— WHAT IS REQUIRED —
The answer is a single number: how many lines hold the string "Hull".

— DATA RECORDS —
►

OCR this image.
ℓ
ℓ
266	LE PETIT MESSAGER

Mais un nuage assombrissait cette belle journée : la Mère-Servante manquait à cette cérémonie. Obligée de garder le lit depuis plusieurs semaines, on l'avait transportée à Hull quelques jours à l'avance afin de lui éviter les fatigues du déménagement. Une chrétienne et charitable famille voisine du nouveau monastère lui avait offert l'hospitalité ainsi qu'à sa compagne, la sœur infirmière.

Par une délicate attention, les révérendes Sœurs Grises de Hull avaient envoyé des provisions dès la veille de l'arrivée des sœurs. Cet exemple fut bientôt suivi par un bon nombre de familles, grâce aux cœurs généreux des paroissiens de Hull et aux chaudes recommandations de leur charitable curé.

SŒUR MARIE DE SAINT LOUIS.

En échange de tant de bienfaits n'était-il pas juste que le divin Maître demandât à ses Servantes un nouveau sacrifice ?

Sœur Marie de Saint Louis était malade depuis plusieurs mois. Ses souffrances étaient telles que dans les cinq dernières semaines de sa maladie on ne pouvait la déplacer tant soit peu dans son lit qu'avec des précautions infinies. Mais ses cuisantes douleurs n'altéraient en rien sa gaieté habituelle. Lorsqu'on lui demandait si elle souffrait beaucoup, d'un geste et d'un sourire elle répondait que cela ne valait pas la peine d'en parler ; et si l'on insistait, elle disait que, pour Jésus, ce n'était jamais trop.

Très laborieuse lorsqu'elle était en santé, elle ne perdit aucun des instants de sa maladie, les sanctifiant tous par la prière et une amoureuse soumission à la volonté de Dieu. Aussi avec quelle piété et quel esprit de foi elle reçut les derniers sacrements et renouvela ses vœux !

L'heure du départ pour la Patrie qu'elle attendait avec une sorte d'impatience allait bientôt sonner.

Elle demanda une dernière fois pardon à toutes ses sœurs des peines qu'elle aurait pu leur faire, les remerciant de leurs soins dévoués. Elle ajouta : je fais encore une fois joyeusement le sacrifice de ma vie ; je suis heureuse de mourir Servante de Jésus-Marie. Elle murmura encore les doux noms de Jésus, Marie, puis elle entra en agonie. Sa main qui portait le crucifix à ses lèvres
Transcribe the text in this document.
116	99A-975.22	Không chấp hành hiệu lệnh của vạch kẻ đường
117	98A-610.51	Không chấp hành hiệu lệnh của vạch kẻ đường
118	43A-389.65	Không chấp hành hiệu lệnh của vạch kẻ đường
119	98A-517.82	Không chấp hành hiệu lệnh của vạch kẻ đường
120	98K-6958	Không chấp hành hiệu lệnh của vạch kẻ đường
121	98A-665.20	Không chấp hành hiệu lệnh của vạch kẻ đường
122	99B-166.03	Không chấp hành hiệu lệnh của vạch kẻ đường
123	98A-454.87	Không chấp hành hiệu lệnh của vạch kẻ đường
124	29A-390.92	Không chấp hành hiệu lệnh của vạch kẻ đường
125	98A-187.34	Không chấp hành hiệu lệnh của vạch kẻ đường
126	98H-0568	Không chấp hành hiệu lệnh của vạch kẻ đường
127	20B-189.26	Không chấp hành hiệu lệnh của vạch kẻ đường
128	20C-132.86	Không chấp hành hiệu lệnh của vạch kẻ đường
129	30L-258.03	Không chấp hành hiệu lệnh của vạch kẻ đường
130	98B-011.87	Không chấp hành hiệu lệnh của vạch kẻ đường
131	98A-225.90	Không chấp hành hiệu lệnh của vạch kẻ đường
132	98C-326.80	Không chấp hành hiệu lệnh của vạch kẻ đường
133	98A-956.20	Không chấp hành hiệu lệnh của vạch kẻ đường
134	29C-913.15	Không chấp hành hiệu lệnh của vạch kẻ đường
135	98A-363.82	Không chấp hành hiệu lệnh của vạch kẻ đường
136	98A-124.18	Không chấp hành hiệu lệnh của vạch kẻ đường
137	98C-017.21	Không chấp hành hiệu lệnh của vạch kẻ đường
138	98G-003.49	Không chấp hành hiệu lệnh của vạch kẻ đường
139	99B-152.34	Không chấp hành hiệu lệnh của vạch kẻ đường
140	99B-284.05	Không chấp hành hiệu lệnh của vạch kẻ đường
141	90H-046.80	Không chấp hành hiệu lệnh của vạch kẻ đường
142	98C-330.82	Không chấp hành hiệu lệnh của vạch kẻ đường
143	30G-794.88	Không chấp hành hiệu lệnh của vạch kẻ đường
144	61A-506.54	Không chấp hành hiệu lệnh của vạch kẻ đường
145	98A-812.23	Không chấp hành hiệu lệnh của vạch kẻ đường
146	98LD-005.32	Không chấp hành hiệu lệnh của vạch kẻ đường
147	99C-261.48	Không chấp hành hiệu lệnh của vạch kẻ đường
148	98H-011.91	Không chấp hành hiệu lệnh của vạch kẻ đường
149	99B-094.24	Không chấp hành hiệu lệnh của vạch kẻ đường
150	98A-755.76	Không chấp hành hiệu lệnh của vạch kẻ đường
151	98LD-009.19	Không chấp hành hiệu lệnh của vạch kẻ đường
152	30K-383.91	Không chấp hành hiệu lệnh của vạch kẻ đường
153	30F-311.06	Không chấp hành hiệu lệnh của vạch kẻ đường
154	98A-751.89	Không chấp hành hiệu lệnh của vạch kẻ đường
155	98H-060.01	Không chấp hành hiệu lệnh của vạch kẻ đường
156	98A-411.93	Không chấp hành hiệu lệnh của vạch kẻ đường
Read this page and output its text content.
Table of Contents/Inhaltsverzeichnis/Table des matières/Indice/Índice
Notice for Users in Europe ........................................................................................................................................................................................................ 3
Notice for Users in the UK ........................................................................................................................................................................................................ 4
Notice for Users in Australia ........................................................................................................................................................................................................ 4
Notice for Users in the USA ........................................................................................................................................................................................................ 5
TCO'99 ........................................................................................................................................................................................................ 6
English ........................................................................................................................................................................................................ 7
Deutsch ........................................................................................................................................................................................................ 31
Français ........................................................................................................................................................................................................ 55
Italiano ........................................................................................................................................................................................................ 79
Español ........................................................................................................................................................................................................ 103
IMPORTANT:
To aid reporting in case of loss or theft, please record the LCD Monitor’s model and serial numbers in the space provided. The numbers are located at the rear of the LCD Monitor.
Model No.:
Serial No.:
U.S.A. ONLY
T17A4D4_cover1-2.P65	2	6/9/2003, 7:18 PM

◄

— OUTPUT OF THE EXERCISE —
2